■ What the task asks: Write the data out again, exactly as given.
===== Stored data
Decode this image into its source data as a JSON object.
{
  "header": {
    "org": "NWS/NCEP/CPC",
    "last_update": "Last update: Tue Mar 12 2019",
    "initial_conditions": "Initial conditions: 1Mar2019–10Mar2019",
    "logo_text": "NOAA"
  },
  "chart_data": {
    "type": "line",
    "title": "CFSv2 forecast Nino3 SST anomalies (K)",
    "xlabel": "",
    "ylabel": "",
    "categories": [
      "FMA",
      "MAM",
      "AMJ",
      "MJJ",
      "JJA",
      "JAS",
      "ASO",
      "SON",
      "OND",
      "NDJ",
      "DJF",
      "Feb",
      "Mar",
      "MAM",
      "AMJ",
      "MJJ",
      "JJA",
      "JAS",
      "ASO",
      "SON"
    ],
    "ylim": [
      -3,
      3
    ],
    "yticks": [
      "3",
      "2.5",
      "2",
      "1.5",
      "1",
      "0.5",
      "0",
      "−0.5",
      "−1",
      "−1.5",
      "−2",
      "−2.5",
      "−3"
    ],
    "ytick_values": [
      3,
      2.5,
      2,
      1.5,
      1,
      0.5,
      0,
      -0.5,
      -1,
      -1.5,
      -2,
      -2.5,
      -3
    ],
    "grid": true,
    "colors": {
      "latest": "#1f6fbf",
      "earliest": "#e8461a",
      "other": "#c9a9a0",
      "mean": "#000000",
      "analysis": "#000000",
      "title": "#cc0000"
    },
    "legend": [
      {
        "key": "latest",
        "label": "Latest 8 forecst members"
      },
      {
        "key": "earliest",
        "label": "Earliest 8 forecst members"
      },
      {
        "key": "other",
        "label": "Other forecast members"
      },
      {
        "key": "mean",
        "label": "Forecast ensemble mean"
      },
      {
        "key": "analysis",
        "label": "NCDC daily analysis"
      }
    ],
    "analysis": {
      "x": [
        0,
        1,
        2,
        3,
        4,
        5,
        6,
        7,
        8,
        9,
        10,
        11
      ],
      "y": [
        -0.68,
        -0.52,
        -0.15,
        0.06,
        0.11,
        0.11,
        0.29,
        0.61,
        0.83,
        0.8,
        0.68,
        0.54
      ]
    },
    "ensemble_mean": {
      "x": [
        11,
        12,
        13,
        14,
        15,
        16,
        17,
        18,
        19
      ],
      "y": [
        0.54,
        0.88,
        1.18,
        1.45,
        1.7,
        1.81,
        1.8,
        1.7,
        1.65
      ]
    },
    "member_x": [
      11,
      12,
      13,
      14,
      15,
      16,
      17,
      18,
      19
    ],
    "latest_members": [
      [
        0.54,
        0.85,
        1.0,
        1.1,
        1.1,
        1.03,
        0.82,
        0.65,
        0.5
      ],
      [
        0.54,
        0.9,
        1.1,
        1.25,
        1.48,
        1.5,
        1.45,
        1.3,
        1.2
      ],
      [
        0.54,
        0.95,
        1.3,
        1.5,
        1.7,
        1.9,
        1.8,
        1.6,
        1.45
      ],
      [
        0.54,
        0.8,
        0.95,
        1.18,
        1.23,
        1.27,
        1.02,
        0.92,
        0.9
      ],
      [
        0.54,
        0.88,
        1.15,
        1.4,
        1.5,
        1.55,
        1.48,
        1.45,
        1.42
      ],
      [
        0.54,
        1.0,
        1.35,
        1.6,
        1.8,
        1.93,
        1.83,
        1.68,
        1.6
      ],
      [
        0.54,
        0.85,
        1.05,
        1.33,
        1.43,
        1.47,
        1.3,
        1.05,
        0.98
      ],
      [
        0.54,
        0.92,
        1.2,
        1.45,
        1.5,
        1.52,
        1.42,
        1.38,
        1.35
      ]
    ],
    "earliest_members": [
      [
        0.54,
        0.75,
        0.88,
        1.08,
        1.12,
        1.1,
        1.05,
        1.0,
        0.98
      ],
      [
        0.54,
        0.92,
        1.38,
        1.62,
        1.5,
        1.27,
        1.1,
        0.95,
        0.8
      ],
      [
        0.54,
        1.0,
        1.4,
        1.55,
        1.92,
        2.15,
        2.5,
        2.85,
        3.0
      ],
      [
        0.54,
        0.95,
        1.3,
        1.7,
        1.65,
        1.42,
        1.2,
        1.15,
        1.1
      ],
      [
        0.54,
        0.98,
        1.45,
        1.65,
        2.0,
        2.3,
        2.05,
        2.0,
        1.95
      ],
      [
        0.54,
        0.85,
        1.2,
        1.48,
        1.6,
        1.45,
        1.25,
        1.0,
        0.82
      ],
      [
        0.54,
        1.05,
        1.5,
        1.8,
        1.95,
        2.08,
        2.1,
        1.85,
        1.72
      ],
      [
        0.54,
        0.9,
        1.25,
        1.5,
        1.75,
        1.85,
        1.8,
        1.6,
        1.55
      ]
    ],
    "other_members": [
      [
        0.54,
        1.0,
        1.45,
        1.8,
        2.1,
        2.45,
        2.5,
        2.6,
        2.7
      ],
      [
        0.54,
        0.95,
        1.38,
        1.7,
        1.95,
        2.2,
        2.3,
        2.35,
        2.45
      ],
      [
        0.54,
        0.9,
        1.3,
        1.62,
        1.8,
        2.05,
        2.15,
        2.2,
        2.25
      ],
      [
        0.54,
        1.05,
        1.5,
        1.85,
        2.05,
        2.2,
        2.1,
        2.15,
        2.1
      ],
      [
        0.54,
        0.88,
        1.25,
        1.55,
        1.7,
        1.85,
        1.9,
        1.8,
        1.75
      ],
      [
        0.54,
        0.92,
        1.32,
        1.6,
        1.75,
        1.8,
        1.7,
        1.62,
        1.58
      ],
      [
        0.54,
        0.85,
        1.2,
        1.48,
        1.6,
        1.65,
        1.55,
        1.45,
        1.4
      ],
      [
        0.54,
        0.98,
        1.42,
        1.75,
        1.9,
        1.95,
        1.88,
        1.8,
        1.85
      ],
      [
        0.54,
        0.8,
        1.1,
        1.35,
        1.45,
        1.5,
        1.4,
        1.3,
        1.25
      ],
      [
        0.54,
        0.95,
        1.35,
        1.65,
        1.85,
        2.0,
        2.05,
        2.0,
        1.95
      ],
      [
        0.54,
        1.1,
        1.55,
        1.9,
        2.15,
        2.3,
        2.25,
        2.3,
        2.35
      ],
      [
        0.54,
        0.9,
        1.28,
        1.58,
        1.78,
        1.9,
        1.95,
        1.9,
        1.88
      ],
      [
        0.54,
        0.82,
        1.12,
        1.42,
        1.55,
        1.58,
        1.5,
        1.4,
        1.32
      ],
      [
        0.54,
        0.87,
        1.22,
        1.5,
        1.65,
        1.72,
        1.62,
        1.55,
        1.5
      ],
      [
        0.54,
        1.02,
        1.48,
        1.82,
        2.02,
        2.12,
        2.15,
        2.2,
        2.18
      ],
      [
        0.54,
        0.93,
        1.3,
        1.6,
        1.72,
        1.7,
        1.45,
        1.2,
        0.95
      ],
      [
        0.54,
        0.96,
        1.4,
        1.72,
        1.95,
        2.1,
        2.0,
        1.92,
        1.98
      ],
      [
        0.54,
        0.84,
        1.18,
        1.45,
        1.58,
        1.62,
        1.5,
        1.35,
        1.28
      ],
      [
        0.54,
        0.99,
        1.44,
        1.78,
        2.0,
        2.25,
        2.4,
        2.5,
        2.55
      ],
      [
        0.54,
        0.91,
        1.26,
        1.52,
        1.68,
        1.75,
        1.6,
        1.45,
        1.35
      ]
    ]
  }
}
==========
■ Expected answer:
Decode this image into its source data as a JSON object.
{
  "header": {
    "org": "NWS/NCEP/CPC",
    "last_update": "Last update: Tue Mar 12 2019",
    "initial_conditions": "Initial conditions: 1Mar2019–10Mar2019",
    "logo_text": "NOAA"
  },
  "chart_data": {
    "type": "line",
    "title": "CFSv2 forecast Nino3 SST anomalies (K)",
    "xlabel": "",
    "ylabel": "",
    "categories": [
      "FMA",
      "MAM",
      "AMJ",
      "MJJ",
      "JJA",
      "JAS",
      "ASO",
      "SON",
      "OND",
      "NDJ",
      "DJF",
      "Feb",
      "Mar",
      "MAM",
      "AMJ",
      "MJJ",
      "JJA",
      "JAS",
      "ASO",
      "SON"
    ],
    "ylim": [
      -3,
      3
    ],
    "yticks": [
      "3",
      "2.5",
      "2",
      "1.5",
      "1",
      "0.5",
      "0",
      "−0.5",
      "−1",
      "−1.5",
      "−2",
      "−2.5",
      "−3"
    ],
    "ytick_values": [
      3,
      2.5,
      2,
      1.5,
      1,
      0.5,
      0,
      -0.5,
      -1,
      -1.5,
      -2,
      -2.5,
      -3
    ],
    "grid": true,
    "colors": {
      "latest": "#1f6fbf",
      "earliest": "#e8461a",
      "other": "#c9a9a0",
      "mean": "#000000",
      "analysis": "#000000",
      "title": "#cc0000"
    },
    "legend": [
      {
        "key": "latest",
        "label": "Latest 8 forecst members"
      },
      {
        "key": "earliest",
        "label": "Earliest 8 forecst members"
      },
      {
        "key": "other",
        "label": "Other forecast members"
      },
      {
        "key": "mean",
        "label": "Forecast ensemble mean"
      },
      {
        "key": "analysis",
        "label": "NCDC daily analysis"
      }
    ],
    "analysis": {
      "x": [
        0,
        1,
        2,
        3,
        4,
        5,
        6,
        7,
        8,
        9,
        10,
        11
      ],
      "y": [
        -0.68,
        -0.52,
        -0.15,
        0.06,
        0.11,
        0.11,
        0.29,
        0.61,
        0.83,
        0.8,
        0.68,
        0.54
      ]
    },
    "ensemble_mean": {
      "x": [
        11,
        12,
        13,
        14,
        15,
        16,
        17,
        18,
        19
      ],
      "y": [
        0.54,
        0.88,
        1.18,
        1.45,
        1.7,
        1.81,
        1.8,
        1.7,
        1.65
      ]
    },
    "member_x": [
      11,
      12,
      13,
      14,
      15,
      16,
      17,
      18,
      19
    ],
    "latest_members": [
      [
        0.54,
        0.85,
        1.0,
        1.1,
        1.1,
        1.03,
        0.82,
        0.65,
        0.5
      ],
      [
        0.54,
        0.9,
        1.1,
        1.25,
        1.48,
        1.5,
        1.45,
        1.3,
        1.2
      ],
      [
        0.54,
        0.95,
        1.3,
        1.5,
        1.7,
        1.9,
        1.8,
        1.6,
        1.45
      ],
      [
        0.54,
        0.8,
        0.95,
        1.18,
        1.23,
        1.27,
        1.02,
        0.92,
        0.9
      ],
      [
        0.54,
        0.88,
        1.15,
        1.4,
        1.5,
        1.55,
        1.48,
        1.45,
        1.42
      ],
      [
        0.54,
        1.0,
        1.35,
        1.6,
        1.8,
        1.93,
        1.83,
        1.68,
        1.6
      ],
      [
        0.54,
        0.85,
        1.05,
        1.33,
        1.43,
        1.47,
        1.3,
        1.05,
        0.98
      ],
      [
        0.54,
        0.92,
        1.2,
        1.45,
        1.5,
        1.52,
        1.42,
        1.38,
        1.35
      ]
    ],
    "earliest_members": [
      [
        0.54,
        0.75,
        0.88,
        1.08,
        1.12,
        1.1,
        1.05,
        1.0,
        0.98
      ],
      [
        0.54,
        0.92,
        1.38,
        1.62,
        1.5,
        1.27,
        1.1,
        0.95,
        0.8
      ],
      [
        0.54,
        1.0,
        1.4,
        1.55,
        1.92,
        2.15,
        2.5,
        2.85,
        3.0
      ],
      [
        0.54,
        0.95,
        1.3,
        1.7,
        1.65,
        1.42,
        1.2,
        1.15,
        1.1
      ],
      [
        0.54,
        0.98,
        1.45,
        1.65,
        2.0,
        2.3,
        2.05,
        2.0,
        1.95
      ],
      [
        0.54,
        0.85,
        1.2,
        1.48,
        1.6,
        1.45,
        1.25,
        1.0,
        0.82
      ],
      [
        0.54,
        1.05,
        1.5,
        1.8,
        1.95,
        2.08,
        2.1,
        1.85,
        1.72
      ],
      [
        0.54,
        0.9,
        1.25,
        1.5,
        1.75,
        1.85,
        1.8,
        1.6,
        1.55
      ]
    ],
    "other_members": [
      [
        0.54,
        1.0,
        1.45,
        1.8,
        2.1,
        2.45,
        2.5,
        2.6,
        2.7
      ],
      [
        0.54,
        0.95,
        1.38,
        1.7,
        1.95,
        2.2,
        2.3,
        2.35,
        2.45
      ],
      [
        0.54,
        0.9,
        1.3,
        1.62,
        1.8,
        2.05,
        2.15,
        2.2,
        2.25
      ],
      [
        0.54,
        1.05,
        1.5,
        1.85,
        2.05,
        2.2,
        2.1,
        2.15,
        2.1
      ],
      [
        0.54,
        0.88,
        1.25,
        1.55,
        1.7,
        1.85,
        1.9,
        1.8,
        1.75
      ],
      [
        0.54,
        0.92,
        1.32,
        1.6,
        1.75,
        1.8,
        1.7,
        1.62,
        1.58
      ],
      [
        0.54,
        0.85,
        1.2,
        1.48,
        1.6,
        1.65,
        1.55,
        1.45,
        1.4
      ],
      [
        0.54,
        0.98,
        1.42,
        1.75,
        1.9,
        1.95,
        1.88,
        1.8,
        1.85
      ],
      [
        0.54,
        0.8,
        1.1,
        1.35,
        1.45,
        1.5,
        1.4,
        1.3,
        1.25
      ],
      [
        0.54,
        0.95,
        1.35,
        1.65,
        1.85,
        2.0,
        2.05,
        2.0,
        1.95
      ],
      [
        0.54,
        1.1,
        1.55,
        1.9,
        2.15,
        2.3,
        2.25,
        2.3,
        2.35
      ],
      [
        0.54,
        0.9,
        1.28,
        1.58,
        1.78,
        1.9,
        1.95,
        1.9,
        1.88
      ],
      [
        0.54,
        0.82,
        1.12,
        1.42,
        1.55,
        1.58,
        1.5,
        1.4,
        1.32
      ],
      [
        0.54,
        0.87,
        1.22,
        1.5,
        1.65,
        1.72,
        1.62,
        1.55,
        1.5
      ],
      [
        0.54,
        1.02,
        1.48,
        1.82,
        2.02,
        2.12,
        2.15,
        2.2,
        2.18
      ],
      [
        0.54,
        0.93,
        1.3,
        1.6,
        1.72,
        1.7,
        1.45,
        1.2,
        0.95
      ],
      [
        0.54,
        0.96,
        1.4,
        1.72,
        1.95,
        2.1,
        2.0,
        1.92,
        1.98
      ],
      [
        0.54,
        0.84,
        1.18,
        1.45,
        1.58,
        1.62,
        1.5,
        1.35,
        1.28
      ],
      [
        0.54,
        0.99,
        1.44,
        1.78,
        2.0,
        2.25,
        2.4,
        2.5,
        2.55
      ],
      [
        0.54,
        0.91,
        1.26,
        1.52,
        1.68,
        1.75,
        1.6,
        1.45,
        1.35
      ]
    ]
  }
}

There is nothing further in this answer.